Records from a collection of figures:
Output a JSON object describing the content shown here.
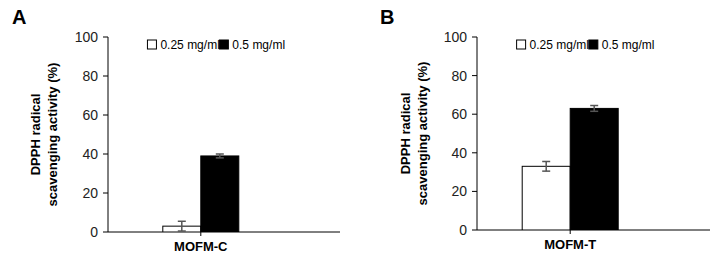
{
  "chart_data": [
    {
      "type": "bar",
      "title": "A",
      "y_label": [
        "DPPH radical",
        "scavenging activity (%)"
      ],
      "categories": [
        "MOFM-C"
      ],
      "series": [
        {
          "name": "0.25 mg/ml",
          "color": "#ffffff",
          "values": [
            3
          ],
          "errors": [
            2.5
          ]
        },
        {
          "name": "0.5 mg/ml",
          "color": "#000000",
          "values": [
            39
          ],
          "errors": [
            1
          ]
        }
      ],
      "ylim": [
        0,
        100
      ],
      "yticks": [
        0,
        20,
        40,
        60,
        80,
        100
      ],
      "legend": "top"
    },
    {
      "type": "bar",
      "title": "B",
      "y_label": [
        "DPPH radical",
        "scavenging activity (%)"
      ],
      "categories": [
        "MOFM-T"
      ],
      "series": [
        {
          "name": "0.25 mg/ml",
          "color": "#ffffff",
          "values": [
            33
          ],
          "errors": [
            2.5
          ]
        },
        {
          "name": "0.5 mg/ml",
          "color": "#000000",
          "values": [
            63
          ],
          "errors": [
            1.5
          ]
        }
      ],
      "ylim": [
        0,
        100
      ],
      "yticks": [
        0,
        20,
        40,
        60,
        80,
        100
      ],
      "legend": "top"
    }
  ]
}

THE TASK:
Output the lines above in full and exactly as given, omitting any pictures.

COMPLETE RESPONSE:
Output a JSON object describing the content shown here.
{
  "chart_data": [
    {
      "type": "bar",
      "title": "A",
      "y_label": [
        "DPPH radical",
        "scavenging activity (%)"
      ],
      "categories": [
        "MOFM-C"
      ],
      "series": [
        {
          "name": "0.25 mg/ml",
          "color": "#ffffff",
          "values": [
            3
          ],
          "errors": [
            2.5
          ]
        },
        {
          "name": "0.5 mg/ml",
          "color": "#000000",
          "values": [
            39
          ],
          "errors": [
            1
          ]
        }
      ],
      "ylim": [
        0,
        100
      ],
      "yticks": [
        0,
        20,
        40,
        60,
        80,
        100
      ],
      "legend": "top"
    },
    {
      "type": "bar",
      "title": "B",
      "y_label": [
        "DPPH radical",
        "scavenging activity (%)"
      ],
      "categories": [
        "MOFM-T"
      ],
      "series": [
        {
          "name": "0.25 mg/ml",
          "color": "#ffffff",
          "values": [
            33
          ],
          "errors": [
            2.5
          ]
        },
        {
          "name": "0.5 mg/ml",
          "color": "#000000",
          "values": [
            63
          ],
          "errors": [
            1.5
          ]
        }
      ],
      "ylim": [
        0,
        100
      ],
      "yticks": [
        0,
        20,
        40,
        60,
        80,
        100
      ],
      "legend": "top"
    }
  ]
}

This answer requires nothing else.